DATA FOR PROCESSING:
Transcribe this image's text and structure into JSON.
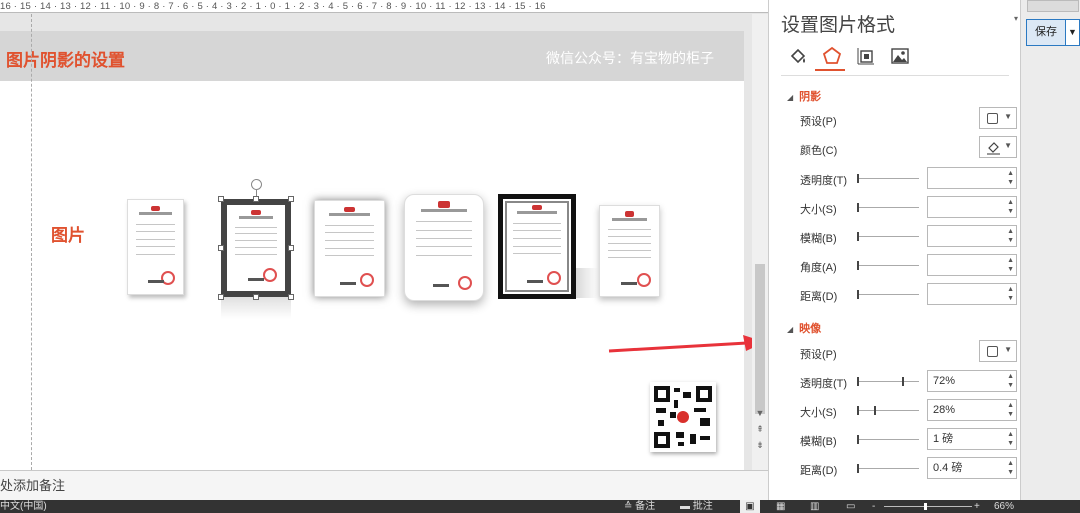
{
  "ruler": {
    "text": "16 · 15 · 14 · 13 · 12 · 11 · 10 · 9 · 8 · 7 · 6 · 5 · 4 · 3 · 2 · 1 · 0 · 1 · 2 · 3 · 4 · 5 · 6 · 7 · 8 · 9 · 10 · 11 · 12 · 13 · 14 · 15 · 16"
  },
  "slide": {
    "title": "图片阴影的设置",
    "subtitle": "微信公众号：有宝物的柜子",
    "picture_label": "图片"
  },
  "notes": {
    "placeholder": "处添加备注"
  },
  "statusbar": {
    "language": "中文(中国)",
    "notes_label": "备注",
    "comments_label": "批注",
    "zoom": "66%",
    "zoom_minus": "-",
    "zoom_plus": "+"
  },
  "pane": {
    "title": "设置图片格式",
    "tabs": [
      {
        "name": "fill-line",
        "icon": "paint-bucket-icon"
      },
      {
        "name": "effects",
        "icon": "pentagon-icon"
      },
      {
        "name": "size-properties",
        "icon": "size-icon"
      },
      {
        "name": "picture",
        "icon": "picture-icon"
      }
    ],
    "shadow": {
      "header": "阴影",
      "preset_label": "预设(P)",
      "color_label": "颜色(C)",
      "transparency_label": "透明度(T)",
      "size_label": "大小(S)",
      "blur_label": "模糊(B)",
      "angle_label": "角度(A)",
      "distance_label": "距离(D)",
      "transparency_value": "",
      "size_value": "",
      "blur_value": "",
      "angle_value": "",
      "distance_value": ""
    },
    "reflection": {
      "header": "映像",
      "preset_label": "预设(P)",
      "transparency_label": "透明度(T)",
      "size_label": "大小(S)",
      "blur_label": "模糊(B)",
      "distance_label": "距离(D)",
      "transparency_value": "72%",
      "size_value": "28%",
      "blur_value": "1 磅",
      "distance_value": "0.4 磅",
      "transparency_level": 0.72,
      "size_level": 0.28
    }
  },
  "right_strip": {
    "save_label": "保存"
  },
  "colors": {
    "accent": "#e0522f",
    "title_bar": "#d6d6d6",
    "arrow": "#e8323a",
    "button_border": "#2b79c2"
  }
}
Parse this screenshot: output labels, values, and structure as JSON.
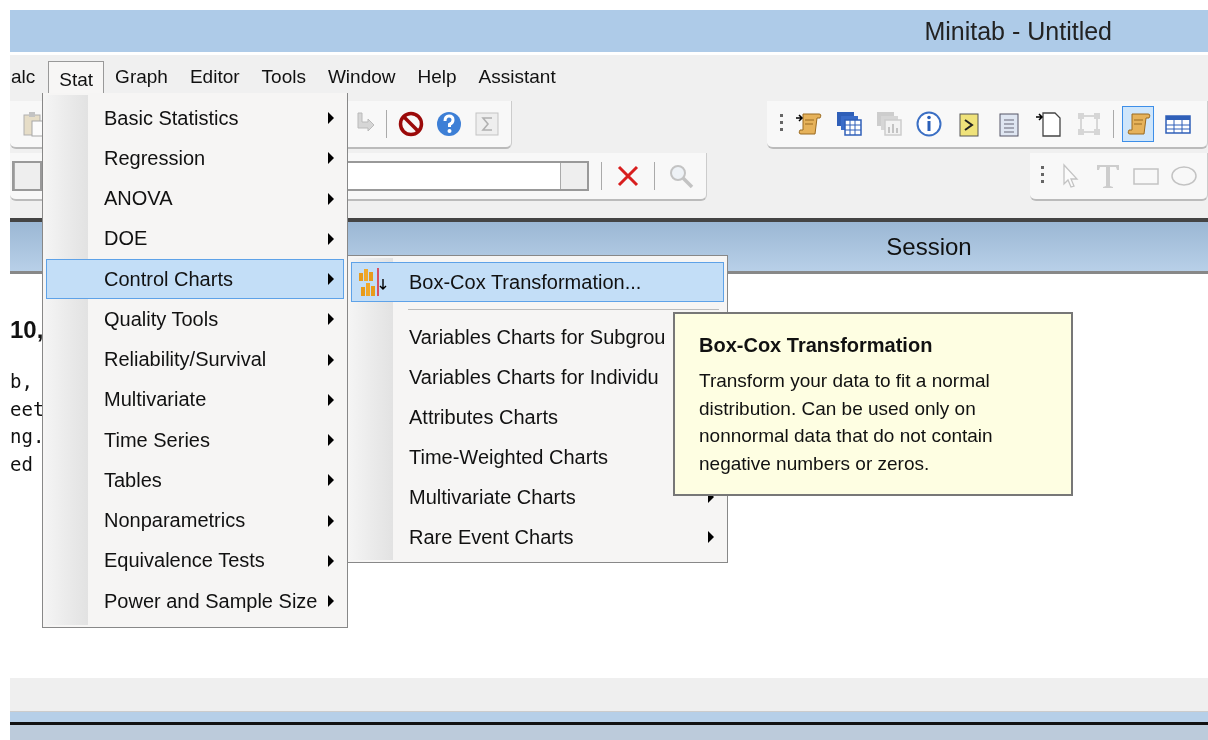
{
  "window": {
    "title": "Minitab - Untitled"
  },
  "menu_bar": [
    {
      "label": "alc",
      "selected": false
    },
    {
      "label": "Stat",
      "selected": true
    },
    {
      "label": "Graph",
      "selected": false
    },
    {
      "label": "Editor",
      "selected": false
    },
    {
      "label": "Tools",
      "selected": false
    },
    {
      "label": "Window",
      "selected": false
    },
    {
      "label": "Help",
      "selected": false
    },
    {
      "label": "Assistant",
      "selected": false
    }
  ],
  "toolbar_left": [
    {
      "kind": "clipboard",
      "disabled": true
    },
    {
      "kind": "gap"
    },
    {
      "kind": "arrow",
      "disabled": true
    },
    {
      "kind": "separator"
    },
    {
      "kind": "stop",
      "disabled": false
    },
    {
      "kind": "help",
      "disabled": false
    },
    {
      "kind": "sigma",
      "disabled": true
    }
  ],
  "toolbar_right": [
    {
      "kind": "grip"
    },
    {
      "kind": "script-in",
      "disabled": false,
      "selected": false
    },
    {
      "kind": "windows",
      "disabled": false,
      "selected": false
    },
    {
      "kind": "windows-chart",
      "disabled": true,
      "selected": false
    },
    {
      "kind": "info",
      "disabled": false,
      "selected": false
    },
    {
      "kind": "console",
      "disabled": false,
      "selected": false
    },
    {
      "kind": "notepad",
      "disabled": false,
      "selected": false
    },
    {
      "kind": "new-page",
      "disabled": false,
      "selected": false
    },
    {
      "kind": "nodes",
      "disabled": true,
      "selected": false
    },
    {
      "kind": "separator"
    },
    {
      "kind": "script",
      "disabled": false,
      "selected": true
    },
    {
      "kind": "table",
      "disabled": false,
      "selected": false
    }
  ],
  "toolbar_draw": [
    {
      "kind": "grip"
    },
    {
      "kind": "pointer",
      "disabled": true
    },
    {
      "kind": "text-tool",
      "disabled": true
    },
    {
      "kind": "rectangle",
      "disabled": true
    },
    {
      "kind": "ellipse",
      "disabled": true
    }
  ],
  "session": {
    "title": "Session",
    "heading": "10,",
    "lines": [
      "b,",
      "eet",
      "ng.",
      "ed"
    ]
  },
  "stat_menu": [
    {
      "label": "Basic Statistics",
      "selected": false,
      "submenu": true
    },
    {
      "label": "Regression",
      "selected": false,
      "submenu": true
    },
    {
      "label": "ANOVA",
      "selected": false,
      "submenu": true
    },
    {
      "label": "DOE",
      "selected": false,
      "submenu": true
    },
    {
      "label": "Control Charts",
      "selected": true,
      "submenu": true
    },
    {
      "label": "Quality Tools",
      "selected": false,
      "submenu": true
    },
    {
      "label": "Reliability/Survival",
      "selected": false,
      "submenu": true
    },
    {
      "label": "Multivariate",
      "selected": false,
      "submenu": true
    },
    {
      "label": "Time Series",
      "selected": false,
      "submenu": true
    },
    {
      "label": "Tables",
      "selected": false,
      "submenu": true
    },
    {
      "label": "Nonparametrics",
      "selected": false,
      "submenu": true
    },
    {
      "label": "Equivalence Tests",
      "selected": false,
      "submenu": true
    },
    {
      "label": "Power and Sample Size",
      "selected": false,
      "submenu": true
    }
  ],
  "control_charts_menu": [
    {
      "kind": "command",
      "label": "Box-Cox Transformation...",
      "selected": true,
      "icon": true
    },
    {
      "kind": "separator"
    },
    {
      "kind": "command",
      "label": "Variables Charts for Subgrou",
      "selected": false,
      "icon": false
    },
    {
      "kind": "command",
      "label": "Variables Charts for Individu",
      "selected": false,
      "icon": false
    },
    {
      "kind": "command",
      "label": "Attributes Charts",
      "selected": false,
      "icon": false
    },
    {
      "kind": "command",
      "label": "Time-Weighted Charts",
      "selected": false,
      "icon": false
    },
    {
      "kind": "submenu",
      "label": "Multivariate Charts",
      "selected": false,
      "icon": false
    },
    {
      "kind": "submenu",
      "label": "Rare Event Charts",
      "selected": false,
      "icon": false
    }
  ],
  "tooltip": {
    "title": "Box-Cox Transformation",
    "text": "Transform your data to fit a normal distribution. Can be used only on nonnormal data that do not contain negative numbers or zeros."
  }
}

WHAT THIS TASK INVOLVES: Return each line in the records that holds the string "Variables".

REPLY TO THE EXERCISE:
      "label": "Variables Charts for Subgrou",
      "label": "Variables Charts for Individu",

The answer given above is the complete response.